**What you should do:** Please transcribe the listing below in full and word for word, without its pictures.

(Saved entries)
>>

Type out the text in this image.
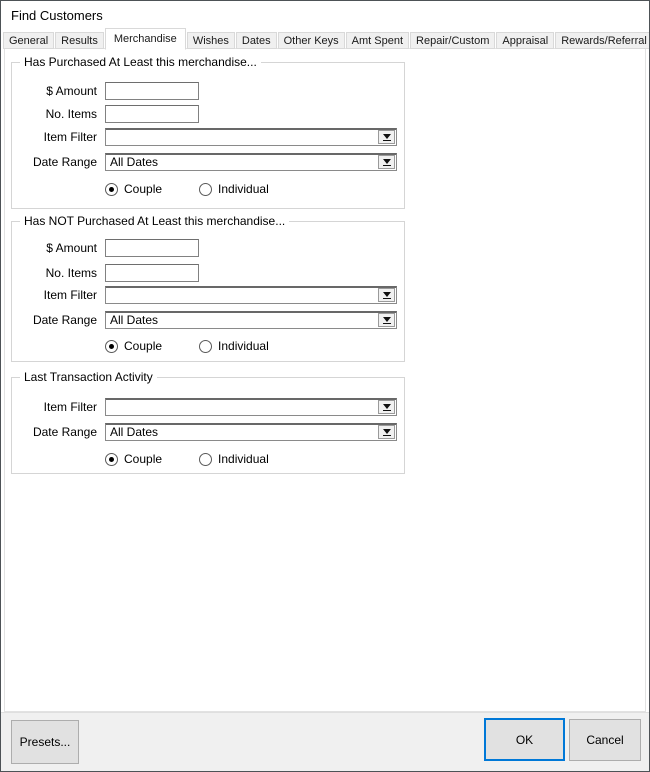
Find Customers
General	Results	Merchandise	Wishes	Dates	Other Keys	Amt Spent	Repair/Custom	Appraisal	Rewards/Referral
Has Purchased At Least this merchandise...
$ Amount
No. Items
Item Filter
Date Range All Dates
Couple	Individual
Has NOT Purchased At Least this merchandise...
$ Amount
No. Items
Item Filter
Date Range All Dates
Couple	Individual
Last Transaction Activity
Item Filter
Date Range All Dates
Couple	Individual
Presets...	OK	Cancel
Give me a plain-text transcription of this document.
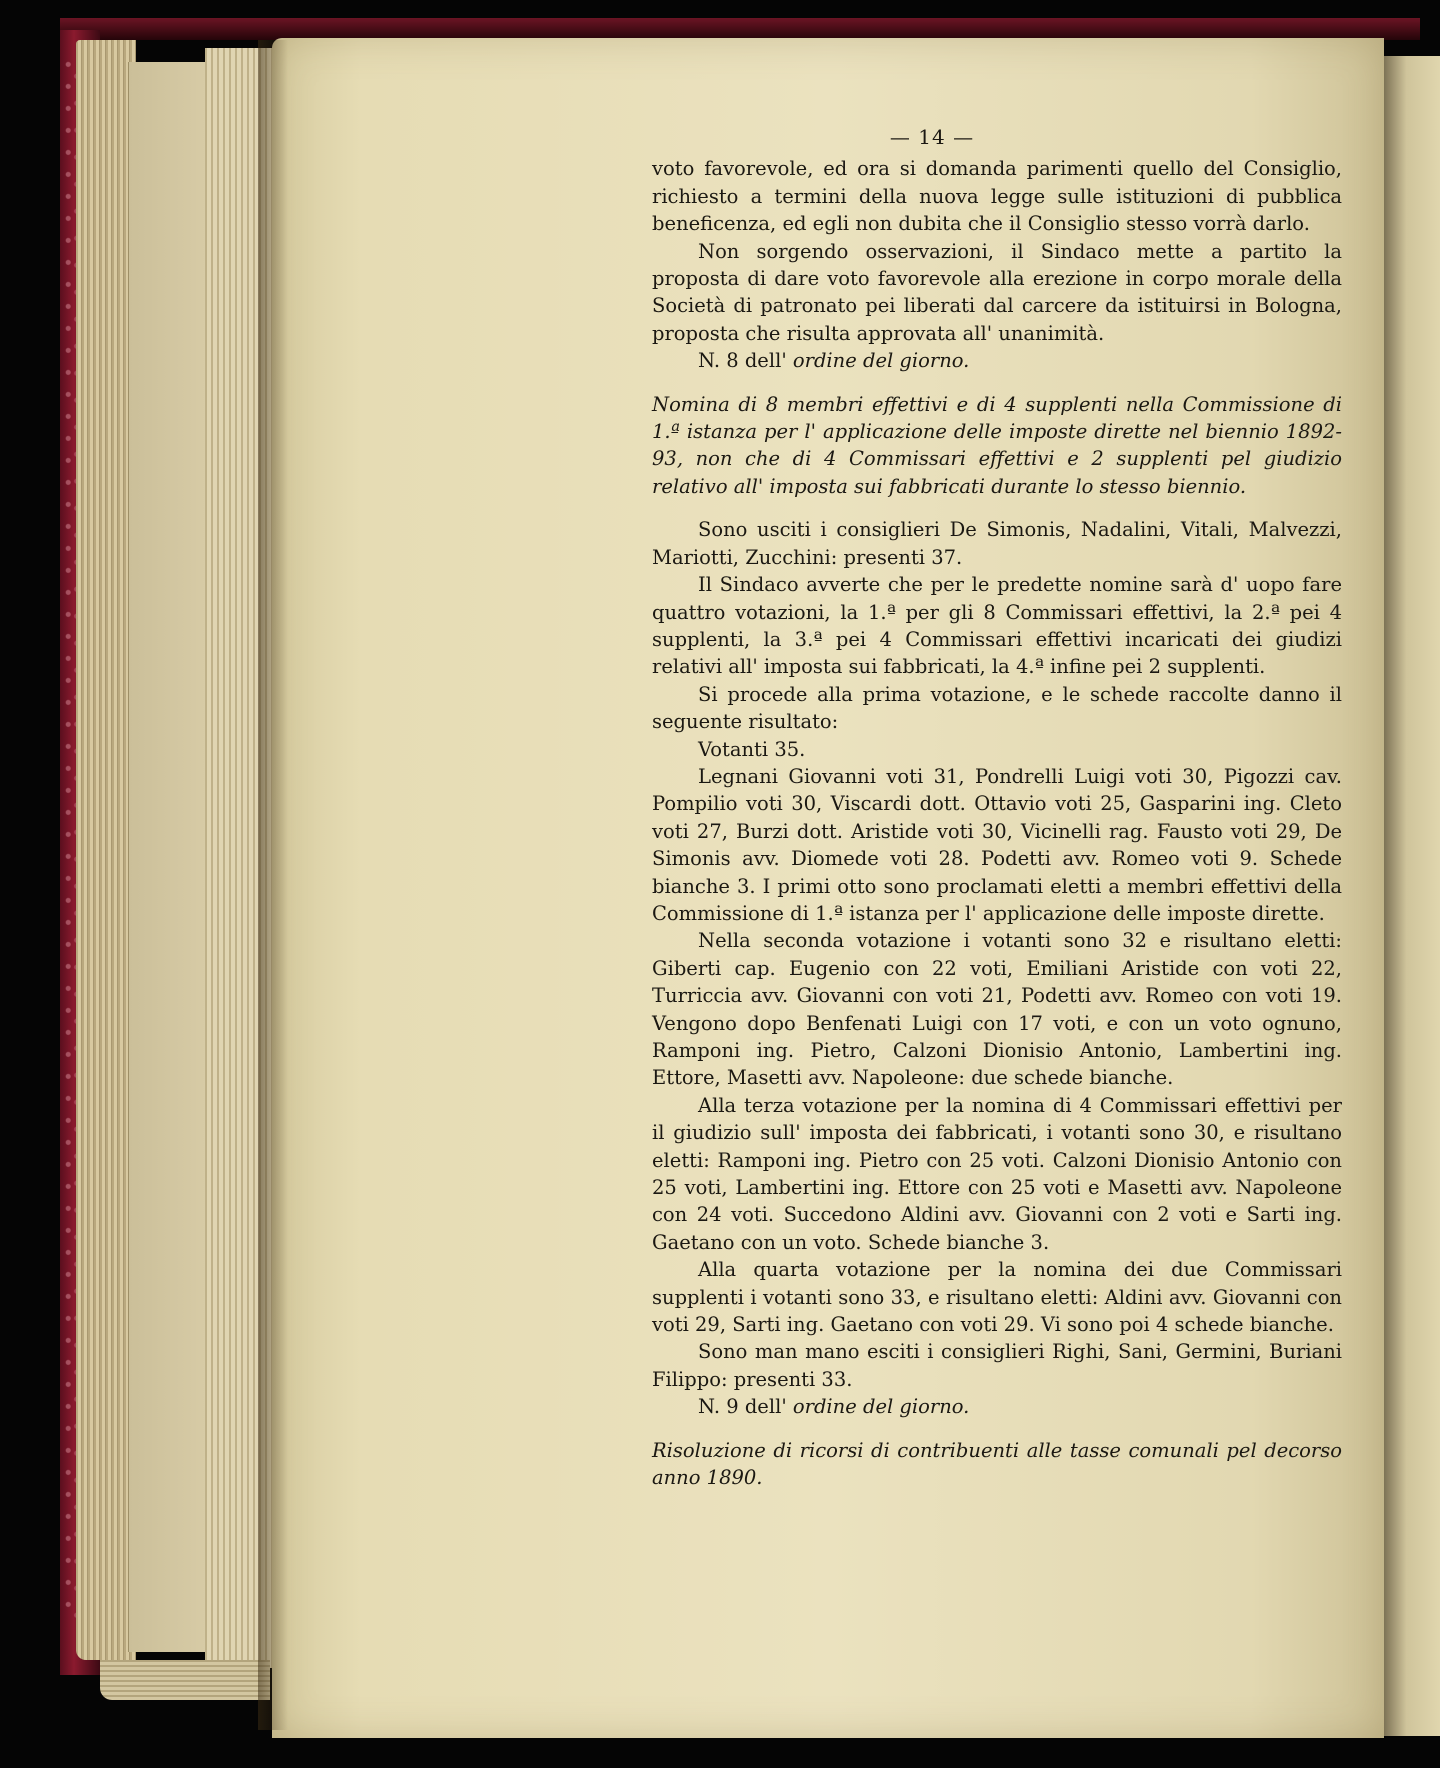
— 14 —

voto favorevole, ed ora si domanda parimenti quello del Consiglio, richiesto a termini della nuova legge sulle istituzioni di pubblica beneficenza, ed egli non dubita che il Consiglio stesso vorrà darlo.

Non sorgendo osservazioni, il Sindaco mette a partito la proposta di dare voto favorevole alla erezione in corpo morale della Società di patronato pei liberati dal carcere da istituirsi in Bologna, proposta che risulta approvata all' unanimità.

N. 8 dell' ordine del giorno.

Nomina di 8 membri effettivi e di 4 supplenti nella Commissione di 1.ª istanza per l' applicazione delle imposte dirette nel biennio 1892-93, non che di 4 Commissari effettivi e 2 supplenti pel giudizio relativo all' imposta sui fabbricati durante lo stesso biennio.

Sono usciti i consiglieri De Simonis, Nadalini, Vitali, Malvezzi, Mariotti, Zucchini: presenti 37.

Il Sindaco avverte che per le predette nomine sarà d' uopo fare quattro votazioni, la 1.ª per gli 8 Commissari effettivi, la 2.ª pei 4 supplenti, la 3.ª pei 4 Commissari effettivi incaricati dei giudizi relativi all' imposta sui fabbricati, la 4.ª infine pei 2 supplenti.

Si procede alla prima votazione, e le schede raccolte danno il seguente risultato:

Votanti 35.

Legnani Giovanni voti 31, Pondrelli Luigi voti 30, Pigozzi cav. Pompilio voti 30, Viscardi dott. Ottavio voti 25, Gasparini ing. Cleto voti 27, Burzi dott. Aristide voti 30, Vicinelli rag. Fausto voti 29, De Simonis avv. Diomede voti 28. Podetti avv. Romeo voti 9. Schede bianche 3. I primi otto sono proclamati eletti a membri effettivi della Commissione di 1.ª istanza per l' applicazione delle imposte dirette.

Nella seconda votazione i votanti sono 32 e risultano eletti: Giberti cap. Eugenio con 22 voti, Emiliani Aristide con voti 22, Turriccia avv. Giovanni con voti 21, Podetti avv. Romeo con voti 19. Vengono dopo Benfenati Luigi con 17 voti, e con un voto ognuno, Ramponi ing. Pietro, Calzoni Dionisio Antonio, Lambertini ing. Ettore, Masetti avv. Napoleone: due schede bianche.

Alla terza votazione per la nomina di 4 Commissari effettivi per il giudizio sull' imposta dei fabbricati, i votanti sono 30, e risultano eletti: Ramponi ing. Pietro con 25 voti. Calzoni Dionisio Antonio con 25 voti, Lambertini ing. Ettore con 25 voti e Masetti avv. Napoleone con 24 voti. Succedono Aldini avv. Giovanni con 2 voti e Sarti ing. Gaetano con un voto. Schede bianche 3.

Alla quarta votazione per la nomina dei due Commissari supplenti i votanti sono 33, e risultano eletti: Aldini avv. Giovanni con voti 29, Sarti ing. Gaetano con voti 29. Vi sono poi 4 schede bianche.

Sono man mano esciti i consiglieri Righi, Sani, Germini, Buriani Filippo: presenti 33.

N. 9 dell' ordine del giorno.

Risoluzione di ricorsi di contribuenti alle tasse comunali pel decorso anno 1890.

<<

**The reply:**
Type out the text in this image.
Find Customers
General	Results	Merchandise	Wishes	Dates	Other Keys	Amt Spent	Repair/Custom	Appraisal	Rewards/Referral
Has Purchased At Least this merchandise...
$ Amount
No. Items
Item Filter
Date Range All Dates
Couple	Individual
Has NOT Purchased At Least this merchandise...
$ Amount
No. Items
Item Filter
Date Range All Dates
Couple	Individual
Last Transaction Activity
Item Filter
Date Range All Dates
Couple	Individual
Presets...	OK	Cancel
Give me a plain-text transcription of this document.
— 14 —

voto favorevole, ed ora si domanda parimenti quello del Consiglio, richiesto a termini della nuova legge sulle istituzioni di pubblica beneficenza, ed egli non dubita che il Consiglio stesso vorrà darlo.

Non sorgendo osservazioni, il Sindaco mette a partito la proposta di dare voto favorevole alla erezione in corpo morale della Società di patronato pei liberati dal carcere da istituirsi in Bologna, proposta che risulta approvata all' unanimità.

N. 8 dell' ordine del giorno.

Nomina di 8 membri effettivi e di 4 supplenti nella Commissione di 1.ª istanza per l' applicazione delle imposte dirette nel biennio 1892-93, non che di 4 Commissari effettivi e 2 supplenti pel giudizio relativo all' imposta sui fabbricati durante lo stesso biennio.

Sono usciti i consiglieri De Simonis, Nadalini, Vitali, Malvezzi, Mariotti, Zucchini: presenti 37.

Il Sindaco avverte che per le predette nomine sarà d' uopo fare quattro votazioni, la 1.ª per gli 8 Commissari effettivi, la 2.ª pei 4 supplenti, la 3.ª pei 4 Commissari effettivi incaricati dei giudizi relativi all' imposta sui fabbricati, la 4.ª infine pei 2 supplenti.

Si procede alla prima votazione, e le schede raccolte danno il seguente risultato:

Votanti 35.

Legnani Giovanni voti 31, Pondrelli Luigi voti 30, Pigozzi cav. Pompilio voti 30, Viscardi dott. Ottavio voti 25, Gasparini ing. Cleto voti 27, Burzi dott. Aristide voti 30, Vicinelli rag. Fausto voti 29, De Simonis avv. Diomede voti 28. Podetti avv. Romeo voti 9. Schede bianche 3. I primi otto sono proclamati eletti a membri effettivi della Commissione di 1.ª istanza per l' applicazione delle imposte dirette.

Nella seconda votazione i votanti sono 32 e risultano eletti: Giberti cap. Eugenio con 22 voti, Emiliani Aristide con voti 22, Turriccia avv. Giovanni con voti 21, Podetti avv. Romeo con voti 19. Vengono dopo Benfenati Luigi con 17 voti, e con un voto ognuno, Ramponi ing. Pietro, Calzoni Dionisio Antonio, Lambertini ing. Ettore, Masetti avv. Napoleone: due schede bianche.

Alla terza votazione per la nomina di 4 Commissari effettivi per il giudizio sull' imposta dei fabbricati, i votanti sono 30, e risultano eletti: Ramponi ing. Pietro con 25 voti. Calzoni Dionisio Antonio con 25 voti, Lambertini ing. Ettore con 25 voti e Masetti avv. Napoleone con 24 voti. Succedono Aldini avv. Giovanni con 2 voti e Sarti ing. Gaetano con un voto. Schede bianche 3.

Alla quarta votazione per la nomina dei due Commissari supplenti i votanti sono 33, e risultano eletti: Aldini avv. Giovanni con voti 29, Sarti ing. Gaetano con voti 29. Vi sono poi 4 schede bianche.

Sono man mano esciti i consiglieri Righi, Sani, Germini, Buriani Filippo: presenti 33.

N. 9 dell' ordine del giorno.

Risoluzione di ricorsi di contribuenti alle tasse comunali pel decorso anno 1890.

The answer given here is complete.